Return all lines below containing the word "μεταξύ".

(Dataset items)
- - -

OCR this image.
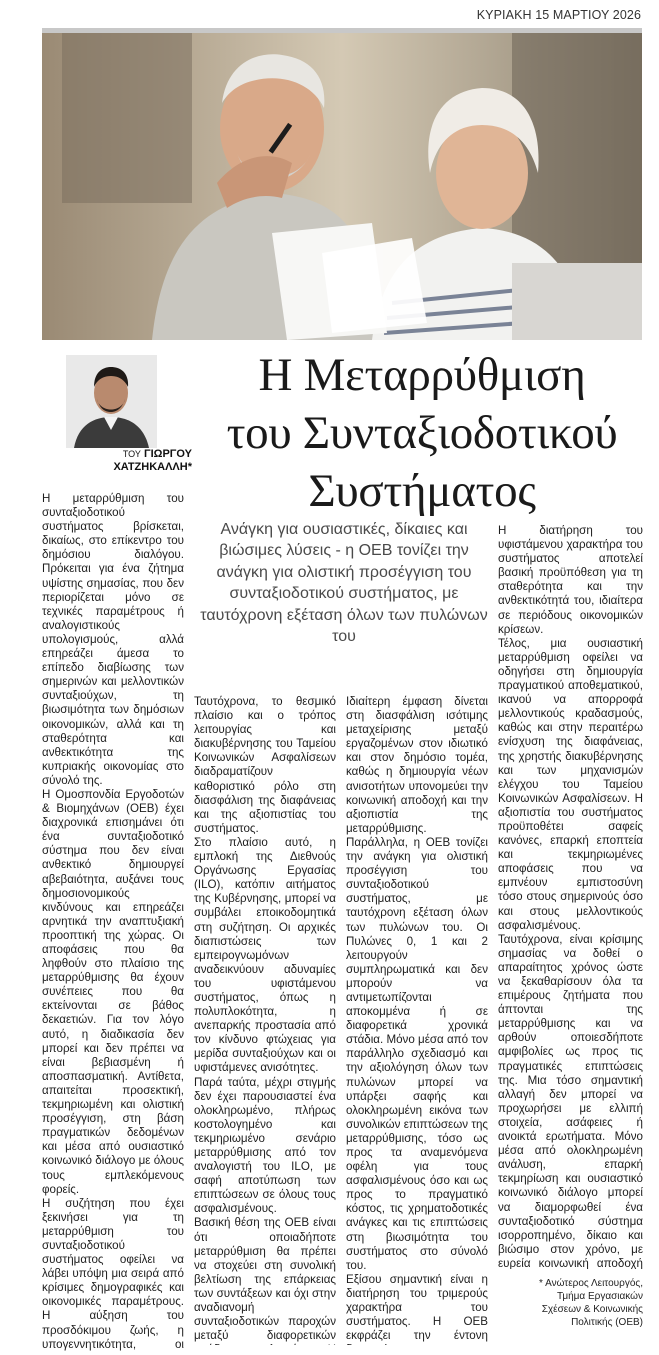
ΚΥΡΙΑΚΗ 15 ΜΑΡΤΙΟΥ 2026
ΤΟΥ ΓΙΩΡΓΟΥ
ΧΑΤΖΗΚΑΛΛΗ*
Η Μεταρρύθμιση
του Συνταξιοδοτικού
Συστήματος
Ανάγκη για ουσιαστικές, δίκαιες και βιώσιμες λύσεις - η ΟΕΒ τονίζει την ανάγκη για ολιστική προσέγγιση του συνταξιοδοτικού συστήματος, με ταυτόχρονη εξέταση όλων των πυλώνων του

Η μεταρρύθμιση του συνταξιοδοτικού συστήματος βρίσκεται, δικαίως, στο επίκεντρο του δημόσιου διαλόγου. Πρόκειται για ένα ζήτημα υψίστης σημασίας, που δεν περιορίζεται μόνο σε τεχνικές παραμέτρους ή αναλογιστικούς υπολογισμούς, αλλά επηρεάζει άμεσα το επίπεδο διαβίωσης των σημερινών και μελλοντικών συνταξιούχων, τη βιωσιμότητα των δημόσιων οικονομικών, αλλά και τη σταθερότητα και ανθεκτικότητα της κυπριακής οικονομίας στο σύνολό της.

Η Ομοσπονδία Εργοδοτών & Βιομηχάνων (ΟΕΒ) έχει διαχρονικά επισημάνει ότι ένα συνταξιοδοτικό σύστημα που δεν είναι ανθεκτικό δημιουργεί αβεβαιότητα, αυξάνει τους δημοσιονομικούς κινδύνους και επηρεάζει αρνητικά την αναπτυξιακή προοπτική της χώρας. Οι αποφάσεις που θα ληφθούν στο πλαίσιο της μεταρρύθμισης θα έχουν συνέπειες που θα εκτείνονται σε βάθος δεκαετιών. Για τον λόγο αυτό, η διαδικασία δεν μπορεί και δεν πρέπει να είναι βεβιασμένη ή αποσπασματική. Αντίθετα, απαιτείται προσεκτική, τεκμηριωμένη και ολιστική προσέγγιση, στη βάση πραγματικών δεδομένων και μέσα από ουσιαστικό κοινωνικό διάλογο με όλους τους εμπλεκόμενους φορείς.

Η συζήτηση που έχει ξεκινήσει για τη μεταρρύθμιση του συνταξιοδοτικού συστήματος οφείλει να λάβει υπόψη μια σειρά από κρίσιμες δημογραφικές και οικονομικές παραμέτρους. Η αύξηση του προσδόκιμου ζωής, η υπογεννητικότητα, οι

Ταυτόχρονα, το θεσμικό πλαίσιο και ο τρόπος λειτουργίας και διακυβέρνησης του Ταμείου Κοινωνικών Ασφαλίσεων διαδραματίζουν καθοριστικό ρόλο στη διασφάλιση της διαφάνειας και της αξιοπιστίας του συστήματος.

Στο πλαίσιο αυτό, η εμπλοκή της Διεθνούς Οργάνωσης Εργασίας (ILO), κατόπιν αιτήματος της Κυβέρνησης, μπορεί να συμβάλει εποικοδομητικά στη συζήτηση. Οι αρχικές διαπιστώσεις των εμπειρογνωμόνων αναδεικνύουν αδυναμίες του υφιστάμενου συστήματος, όπως η πολυπλοκότητα, η ανεπαρκής προστασία από τον κίνδυνο φτώχειας για μερίδα συνταξιούχων και οι υφιστάμενες ανισότητες.

Παρά ταύτα, μέχρι στιγμής δεν έχει παρουσιαστεί ένα ολοκληρωμένο, πλήρως κοστολογημένο και τεκμηριωμένο σενάριο μεταρρύθμισης από τον αναλογιστή του ILO, με σαφή αποτύπωση των επιπτώσεων σε όλους τους ασφαλισμένους.

Βασική θέση της ΟΕΒ είναι ότι οποιαδήποτε μεταρρύθμιση θα πρέπει να στοχεύει στη συνολική βελτίωση της επάρκειας των συντάξεων και όχι στην αναδιανομή συνταξιοδοτικών παροχών μεταξύ διαφορετικών

Ιδιαίτερη έμφαση δίνεται στη διασφάλιση ισότιμης μεταχείρισης μεταξύ εργαζομένων στον ιδιωτικό και στον δημόσιο τομέα, καθώς η δημιουργία νέων ανισοτήτων υπονομεύει την κοινωνική αποδοχή και την αξιοπιστία της μεταρρύθμισης.

Παράλληλα, η ΟΕΒ τονίζει την ανάγκη για ολιστική προσέγγιση του συνταξιοδοτικού συστήματος, με ταυτόχρονη εξέταση όλων των πυλώνων του. Οι Πυλώνες 0, 1 και 2 λειτουργούν συμπληρωματικά και δεν μπορούν να αντιμετωπίζονται αποκομμένα ή σε διαφορετικά χρονικά στάδια. Μόνο μέσα από τον παράλληλο σχεδιασμό και την αξιολόγηση όλων των πυλώνων μπορεί να υπάρξει σαφής και ολοκληρωμένη εικόνα των συνολικών επιπτώσεων της μεταρρύθμισης, τόσο ως προς τα αναμενόμενα οφέλη για τους ασφαλισμένους όσο και ως προς το πραγματικό κόστος, τις χρηματοδοτικές ανάγκες και τις επιπτώσεις στη βιωσιμότητα του συστήματος στο σύνολό του.

Εξίσου σημαντική είναι η διατήρηση του τριμερούς χαρακτήρα του συστήματος. Η ΟΕΒ εκφράζει την έντονη

Η διατήρηση του υφιστάμενου χαρακτήρα του συστήματος αποτελεί βασική προϋπόθεση για τη σταθερότητα και την ανθεκτικότητά του, ιδιαίτερα σε περιόδους οικονομικών κρίσεων.

Τέλος, μια ουσιαστική μεταρρύθμιση οφείλει να οδηγήσει στη δημιουργία πραγματικού αποθεματικού, ικανού να απορροφά μελλοντικούς κραδασμούς, καθώς και στην περαιτέρω ενίσχυση της διαφάνειας, της χρηστής διακυβέρνησης και των μηχανισμών ελέγχου του Ταμείου Κοινωνικών Ασφαλίσεων. Η αξιοπιστία του συστήματος προϋποθέτει σαφείς κανόνες, επαρκή εποπτεία και τεκμηριωμένες αποφάσεις που να εμπνέουν εμπιστοσύνη τόσο στους σημερινούς όσο και στους μελλοντικούς ασφαλισμένους.

Ταυτόχρονα, είναι κρίσιμης σημασίας να δοθεί ο απαραίτητος χρόνος ώστε να ξεκαθαρίσουν όλα τα επιμέρους ζητήματα που άπτονται της μεταρρύθμισης και να αρθούν οποιεσδήποτε αμφιβολίες ως προς τις πραγματικές επιπτώσεις της. Μια τόσο σημαντική αλλαγή δεν μπορεί να προχωρήσει με ελλιπή στοιχεία, ασάφειες ή ανοικτά ερωτήματα. Μόνο μέσα από ολοκληρωμένη ανάλυση, επαρκή τεκμηρίωση και ουσιαστικό κοινωνικό διάλογο μπορεί να διαμορφωθεί ένα συνταξιοδοτικό σύστημα ισορροπημένο, δίκαιο και βιώσιμο στον χρόνο, με ευρεία κοινωνική αποδοχή

* Ανώτερος Λειτουργός,
Τμήμα Εργασιακών
Σχέσεων & Κοινωνικής
Πολιτικής (ΟΕΒ)
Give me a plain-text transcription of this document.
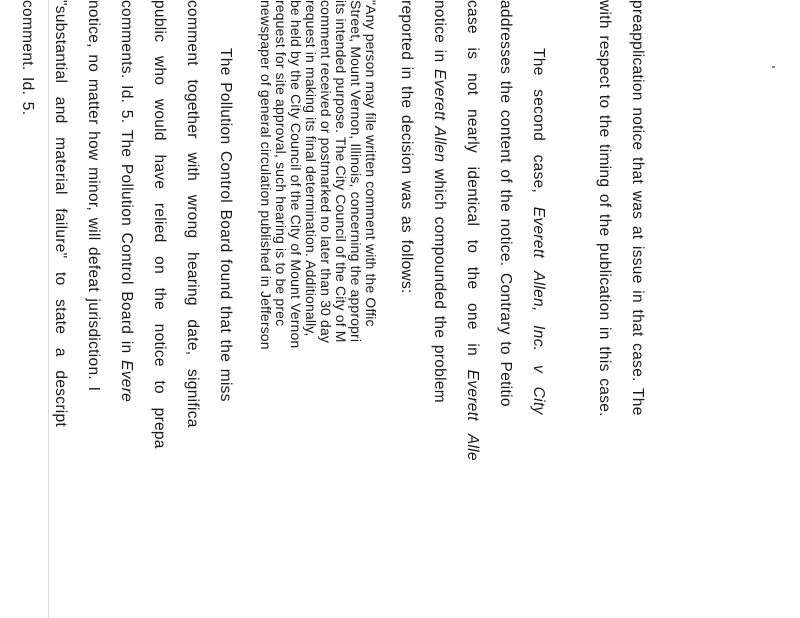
preapplication notice that was at issue in that case. The
with respect to the timing of the publication in this case.
The second case, Everett Allen, Inc. v City
addresses the content of the notice. Contrary to Petitio
case is not nearly identical to the one in Everett Alle
notice in Everett Allen which compounded the problem
reported in the decision was as follows:
"Any person may file written comment with the Offic
Street, Mount Vernon, Illinois, concerning the appropri
its intended purpose. The City Council of the City of M
comment received or postmarked no later than 30 day
request in making its final determination. Additionally,
be held by the City Council of the City of Mount Vernon
request for site approval, such hearing is to be prec
newspaper of general circulation published in Jefferson
The Pollution Control Board found that the miss
comment together with wrong hearing date, significa
public who would have relied on the notice to prepa
comments. Id. 5. The Pollution Control Board in Evere
notice, no matter how minor, will defeat jurisdiction. I
"substantial and material failure" to state a descript
comment. Id. 5.
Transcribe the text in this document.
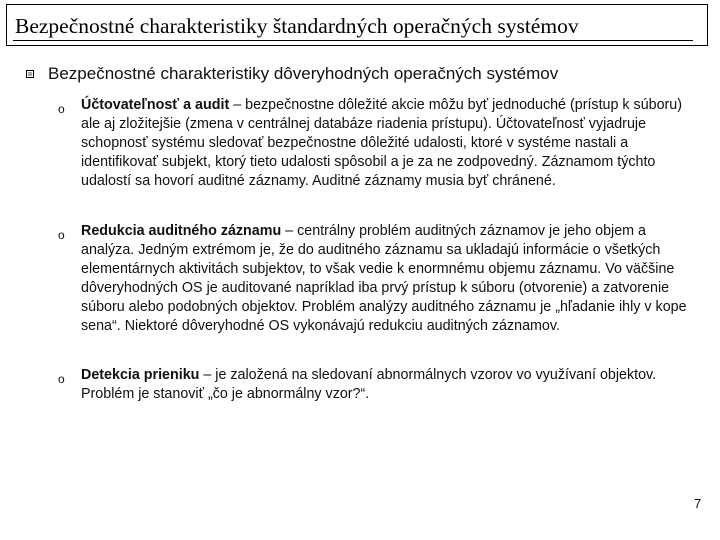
Bezpečnostné charakteristiky štandardných operačných systémov
Bezpečnostné charakteristiky dôveryhodných operačných systémov
o Účtovateľnosť a audit – bezpečnostne dôležité akcie môžu byť jednoduché (prístup k súboru) ale aj zložitejšie (zmena v centrálnej databáze riadenia prístupu). Účtovateľnosť vyjadruje schopnosť systému sledovať bezpečnostne dôležité udalosti, ktoré v systéme nastali a identifikovať subjekt, ktorý tieto udalosti spôsobil a je za ne zodpovedný. Záznamom týchto udalostí sa hovorí auditné záznamy. Auditné záznamy musia byť chránené.
o Redukcia auditného záznamu – centrálny problém auditných záznamov je jeho objem a analýza. Jedným extrémom je, že do auditného záznamu sa ukladajú informácie o všetkých elementárnych aktivitách subjektov, to však vedie k enormnému objemu záznamu. Vo väčšine dôveryhodných OS je auditované napríklad iba prvý prístup k súboru (otvorenie) a zatvorenie súboru alebo podobných objektov. Problém analýzy auditného záznamu je „hľadanie ihly v kope sena“. Niektoré dôveryhodné OS vykonávajú redukciu auditných záznamov.
o Detekcia prieniku – je založená na sledovaní abnormálnych vzorov vo využívaní objektov. Problém je stanoviť „čo je abnormálny vzor?“.
7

- - -

* _Answer to this task_
Βασική θέση της ΟΕΒ είναι ότι οποιαδήποτε μεταρρύθμιση θα πρέπει να στοχεύει στη συνολική βελτίωση της επάρκειας των συντάξεων και όχι στην αναδιανομή συνταξιοδοτικών παροχών μεταξύ διαφορετικών
Ιδιαίτερη έμφαση δίνεται στη διασφάλιση ισότιμης μεταχείρισης μεταξύ εργαζομένων στον ιδιωτικό και στον δημόσιο τομέα, καθώς η δημιουργία νέων ανισοτήτων υπονομεύει την κοινωνική αποδοχή και την αξιοπιστία της μεταρρύθμισης.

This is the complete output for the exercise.